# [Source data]
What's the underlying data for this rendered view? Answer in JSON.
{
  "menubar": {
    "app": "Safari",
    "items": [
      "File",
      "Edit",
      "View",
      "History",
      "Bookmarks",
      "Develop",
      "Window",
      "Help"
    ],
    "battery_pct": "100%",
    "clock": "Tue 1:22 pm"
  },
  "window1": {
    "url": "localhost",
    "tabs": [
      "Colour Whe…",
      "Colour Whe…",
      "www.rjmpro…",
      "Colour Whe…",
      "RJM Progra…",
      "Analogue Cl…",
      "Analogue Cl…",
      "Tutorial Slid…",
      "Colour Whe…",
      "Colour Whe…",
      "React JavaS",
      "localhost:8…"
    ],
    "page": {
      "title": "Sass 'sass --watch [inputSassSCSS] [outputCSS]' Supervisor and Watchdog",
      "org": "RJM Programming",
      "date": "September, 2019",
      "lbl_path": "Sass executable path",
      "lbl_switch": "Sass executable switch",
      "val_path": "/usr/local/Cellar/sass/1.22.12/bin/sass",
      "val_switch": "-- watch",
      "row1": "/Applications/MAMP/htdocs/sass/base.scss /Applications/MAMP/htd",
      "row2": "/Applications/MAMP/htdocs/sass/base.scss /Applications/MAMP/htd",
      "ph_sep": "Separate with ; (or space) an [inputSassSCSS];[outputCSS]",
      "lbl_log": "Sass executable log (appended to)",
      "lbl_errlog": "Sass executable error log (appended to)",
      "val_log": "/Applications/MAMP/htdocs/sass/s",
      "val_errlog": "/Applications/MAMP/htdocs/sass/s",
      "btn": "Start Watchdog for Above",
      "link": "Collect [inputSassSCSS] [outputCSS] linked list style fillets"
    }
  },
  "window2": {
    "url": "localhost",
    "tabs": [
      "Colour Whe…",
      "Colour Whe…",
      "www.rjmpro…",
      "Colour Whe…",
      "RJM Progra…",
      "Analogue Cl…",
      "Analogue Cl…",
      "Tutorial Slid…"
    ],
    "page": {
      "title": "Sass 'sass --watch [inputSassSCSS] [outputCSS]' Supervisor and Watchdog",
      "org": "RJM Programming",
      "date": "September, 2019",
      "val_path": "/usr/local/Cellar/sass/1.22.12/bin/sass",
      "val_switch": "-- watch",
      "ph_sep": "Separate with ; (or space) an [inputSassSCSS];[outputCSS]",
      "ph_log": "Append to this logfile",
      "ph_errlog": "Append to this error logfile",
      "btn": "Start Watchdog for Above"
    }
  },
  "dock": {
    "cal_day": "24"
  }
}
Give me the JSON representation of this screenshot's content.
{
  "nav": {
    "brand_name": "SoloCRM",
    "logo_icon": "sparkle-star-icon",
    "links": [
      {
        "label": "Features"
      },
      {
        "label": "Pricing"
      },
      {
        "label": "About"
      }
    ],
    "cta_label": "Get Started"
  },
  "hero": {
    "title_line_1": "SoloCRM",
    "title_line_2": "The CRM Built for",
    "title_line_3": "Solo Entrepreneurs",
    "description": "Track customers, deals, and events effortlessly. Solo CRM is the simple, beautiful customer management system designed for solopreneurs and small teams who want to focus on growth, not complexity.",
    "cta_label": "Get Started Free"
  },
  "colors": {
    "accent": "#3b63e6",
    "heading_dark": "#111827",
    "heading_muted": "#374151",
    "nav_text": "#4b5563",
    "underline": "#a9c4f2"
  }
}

# [Set problem]
Repeat the material word for word, in full.

# [Correct output]
What's the underlying data for this rendered view? Answer in JSON.
{
  "menubar": {
    "app": "Safari",
    "items": [
      "File",
      "Edit",
      "View",
      "History",
      "Bookmarks",
      "Develop",
      "Window",
      "Help"
    ],
    "battery_pct": "100%",
    "clock": "Tue 1:22 pm"
  },
  "window1": {
    "url": "localhost",
    "tabs": [
      "Colour Whe…",
      "Colour Whe…",
      "www.rjmpro…",
      "Colour Whe…",
      "RJM Progra…",
      "Analogue Cl…",
      "Analogue Cl…",
      "Tutorial Slid…",
      "Colour Whe…",
      "Colour Whe…",
      "React JavaS",
      "localhost:8…"
    ],
    "page": {
      "title": "Sass 'sass --watch [inputSassSCSS] [outputCSS]' Supervisor and Watchdog",
      "org": "RJM Programming",
      "date": "September, 2019",
      "lbl_path": "Sass executable path",
      "lbl_switch": "Sass executable switch",
      "val_path": "/usr/local/Cellar/sass/1.22.12/bin/sass",
      "val_switch": "-- watch",
      "row1": "/Applications/MAMP/htdocs/sass/base.scss /Applications/MAMP/htd",
      "row2": "/Applications/MAMP/htdocs/sass/base.scss /Applications/MAMP/htd",
      "ph_sep": "Separate with ; (or space) an [inputSassSCSS];[outputCSS]",
      "lbl_log": "Sass executable log (appended to)",
      "lbl_errlog": "Sass executable error log (appended to)",
      "val_log": "/Applications/MAMP/htdocs/sass/s",
      "val_errlog": "/Applications/MAMP/htdocs/sass/s",
      "btn": "Start Watchdog for Above",
      "link": "Collect [inputSassSCSS] [outputCSS] linked list style fillets"
    }
  },
  "window2": {
    "url": "localhost",
    "tabs": [
      "Colour Whe…",
      "Colour Whe…",
      "www.rjmpro…",
      "Colour Whe…",
      "RJM Progra…",
      "Analogue Cl…",
      "Analogue Cl…",
      "Tutorial Slid…"
    ],
    "page": {
      "title": "Sass 'sass --watch [inputSassSCSS] [outputCSS]' Supervisor and Watchdog",
      "org": "RJM Programming",
      "date": "September, 2019",
      "val_path": "/usr/local/Cellar/sass/1.22.12/bin/sass",
      "val_switch": "-- watch",
      "ph_sep": "Separate with ; (or space) an [inputSassSCSS];[outputCSS]",
      "ph_log": "Append to this logfile",
      "ph_errlog": "Append to this error logfile",
      "btn": "Start Watchdog for Above"
    }
  },
  "dock": {
    "cal_day": "24"
  }
}
Give me the JSON representation of this screenshot's content.
{
  "nav": {
    "brand_name": "SoloCRM",
    "logo_icon": "sparkle-star-icon",
    "links": [
      {
        "label": "Features"
      },
      {
        "label": "Pricing"
      },
      {
        "label": "About"
      }
    ],
    "cta_label": "Get Started"
  },
  "hero": {
    "title_line_1": "SoloCRM",
    "title_line_2": "The CRM Built for",
    "title_line_3": "Solo Entrepreneurs",
    "description": "Track customers, deals, and events effortlessly. Solo CRM is the simple, beautiful customer management system designed for solopreneurs and small teams who want to focus on growth, not complexity.",
    "cta_label": "Get Started Free"
  },
  "colors": {
    "accent": "#3b63e6",
    "heading_dark": "#111827",
    "heading_muted": "#374151",
    "nav_text": "#4b5563",
    "underline": "#a9c4f2"
  }
}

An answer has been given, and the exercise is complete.